# YOUR GOAL
Quote the listing below in its entirety.

=======

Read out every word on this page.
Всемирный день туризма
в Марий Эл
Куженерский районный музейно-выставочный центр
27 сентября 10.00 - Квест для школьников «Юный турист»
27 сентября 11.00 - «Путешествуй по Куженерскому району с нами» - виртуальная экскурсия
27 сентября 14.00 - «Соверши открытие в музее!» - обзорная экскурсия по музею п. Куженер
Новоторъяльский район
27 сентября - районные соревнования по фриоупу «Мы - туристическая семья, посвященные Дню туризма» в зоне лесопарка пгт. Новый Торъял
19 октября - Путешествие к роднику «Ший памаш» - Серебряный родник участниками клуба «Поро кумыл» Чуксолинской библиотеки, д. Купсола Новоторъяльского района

=======

# OUTPUT FOR THIS EXERCISE
Read out every word on this page.
Всемирный день туризма
в Марий Эл
Куженерский районный музейно-выставочный центр
27 сентября 10.00 - Квест для школьников «Юный турист»
27 сентября 11.00 - «Путешествуй по Куженерскому району с нами» - виртуальная экскурсия
27 сентября 14.00 - «Соверши открытие в музее!» - обзорная экскурсия по музею п. Куженер
Новоторъяльский район
27 сентября - районные соревнования по фриоупу «Мы - туристическая семья, посвященные Дню туризма» в зоне лесопарка пгт. Новый Торъял
19 октября - Путешествие к роднику «Ший памаш» - Серебряный родник участниками клуба «Поро кумыл» Чуксолинской библиотеки, д. Купсола Новоторъяльского района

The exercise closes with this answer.